● **WHAT IS ASKED**: Return all the data below as it stands, minus the pictures.

● **MATERIAL SUPPLIED**:
** START **

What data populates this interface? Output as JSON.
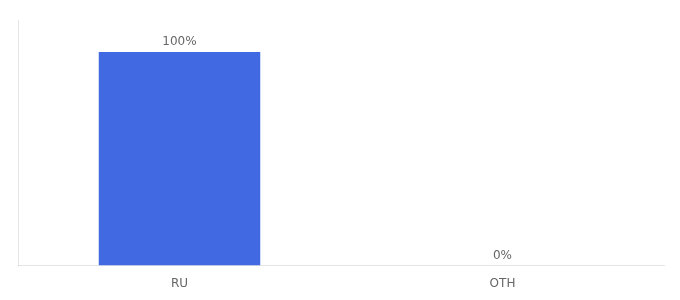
{
  "chart_data": {
    "type": "bar",
    "categories": [
      "RU",
      "OTH"
    ],
    "values": [
      100,
      0
    ],
    "value_labels": [
      "100%",
      "0%"
    ],
    "data_labels": true,
    "color": "#4169E1",
    "ylim": [
      0,
      115
    ],
    "grid": false,
    "tick_labels": "x"
  }
}
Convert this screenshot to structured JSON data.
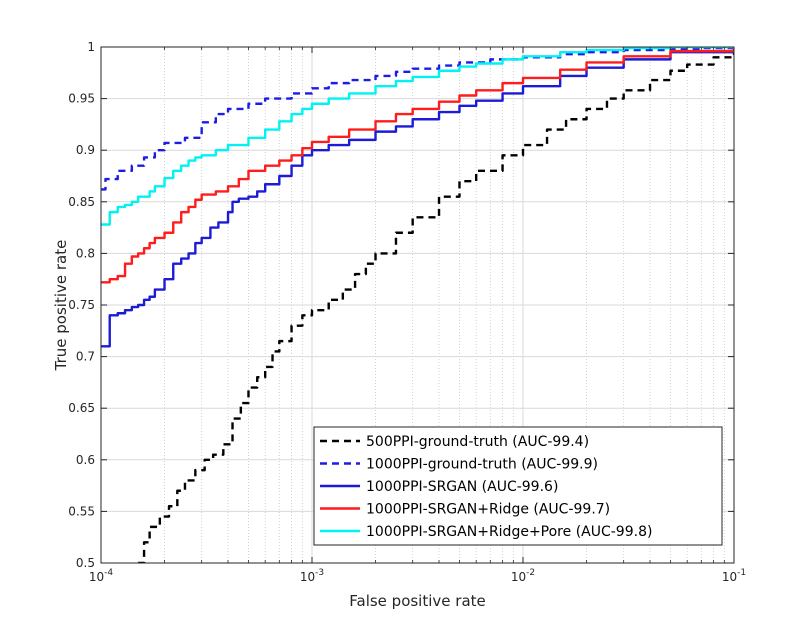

** END **

● **ANSWER TO THIS TASK**:
What data populates this interface? Output as JSON.
{
  "chart_data": {
    "type": "bar",
    "categories": [
      "RU",
      "OTH"
    ],
    "values": [
      100,
      0
    ],
    "value_labels": [
      "100%",
      "0%"
    ],
    "data_labels": true,
    "color": "#4169E1",
    "ylim": [
      0,
      115
    ],
    "grid": false,
    "tick_labels": "x"
  }
}
Convert this screenshot to structured JSON data.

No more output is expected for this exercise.